» Data

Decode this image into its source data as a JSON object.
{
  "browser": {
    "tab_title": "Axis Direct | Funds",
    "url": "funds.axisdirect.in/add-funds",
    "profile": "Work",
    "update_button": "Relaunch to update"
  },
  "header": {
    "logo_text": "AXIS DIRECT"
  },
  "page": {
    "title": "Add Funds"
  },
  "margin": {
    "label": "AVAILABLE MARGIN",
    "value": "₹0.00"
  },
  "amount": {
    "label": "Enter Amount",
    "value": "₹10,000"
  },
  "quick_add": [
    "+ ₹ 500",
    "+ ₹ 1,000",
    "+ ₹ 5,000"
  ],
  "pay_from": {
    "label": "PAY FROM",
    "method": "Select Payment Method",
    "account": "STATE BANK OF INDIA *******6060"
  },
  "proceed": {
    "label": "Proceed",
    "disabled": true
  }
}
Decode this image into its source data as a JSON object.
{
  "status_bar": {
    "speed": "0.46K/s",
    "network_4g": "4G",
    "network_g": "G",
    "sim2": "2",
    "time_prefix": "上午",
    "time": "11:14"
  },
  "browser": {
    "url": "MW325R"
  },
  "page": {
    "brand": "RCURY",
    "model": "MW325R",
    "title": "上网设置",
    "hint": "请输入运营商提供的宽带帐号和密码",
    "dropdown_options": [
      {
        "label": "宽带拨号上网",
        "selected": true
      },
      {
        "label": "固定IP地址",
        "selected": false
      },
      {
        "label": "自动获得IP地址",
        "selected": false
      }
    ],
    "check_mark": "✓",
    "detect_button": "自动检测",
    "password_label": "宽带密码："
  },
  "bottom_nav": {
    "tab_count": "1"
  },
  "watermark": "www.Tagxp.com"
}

» Given exercise
Repeat back the data above, exact to the last character.

» Task solution
Decode this image into its source data as a JSON object.
{
  "browser": {
    "tab_title": "Axis Direct | Funds",
    "url": "funds.axisdirect.in/add-funds",
    "profile": "Work",
    "update_button": "Relaunch to update"
  },
  "header": {
    "logo_text": "AXIS DIRECT"
  },
  "page": {
    "title": "Add Funds"
  },
  "margin": {
    "label": "AVAILABLE MARGIN",
    "value": "₹0.00"
  },
  "amount": {
    "label": "Enter Amount",
    "value": "₹10,000"
  },
  "quick_add": [
    "+ ₹ 500",
    "+ ₹ 1,000",
    "+ ₹ 5,000"
  ],
  "pay_from": {
    "label": "PAY FROM",
    "method": "Select Payment Method",
    "account": "STATE BANK OF INDIA *******6060"
  },
  "proceed": {
    "label": "Proceed",
    "disabled": true
  }
}
Decode this image into its source data as a JSON object.
{
  "status_bar": {
    "speed": "0.46K/s",
    "network_4g": "4G",
    "network_g": "G",
    "sim2": "2",
    "time_prefix": "上午",
    "time": "11:14"
  },
  "browser": {
    "url": "MW325R"
  },
  "page": {
    "brand": "RCURY",
    "model": "MW325R",
    "title": "上网设置",
    "hint": "请输入运营商提供的宽带帐号和密码",
    "dropdown_options": [
      {
        "label": "宽带拨号上网",
        "selected": true
      },
      {
        "label": "固定IP地址",
        "selected": false
      },
      {
        "label": "自动获得IP地址",
        "selected": false
      }
    ],
    "check_mark": "✓",
    "detect_button": "自动检测",
    "password_label": "宽带密码："
  },
  "bottom_nav": {
    "tab_count": "1"
  },
  "watermark": "www.Tagxp.com"
}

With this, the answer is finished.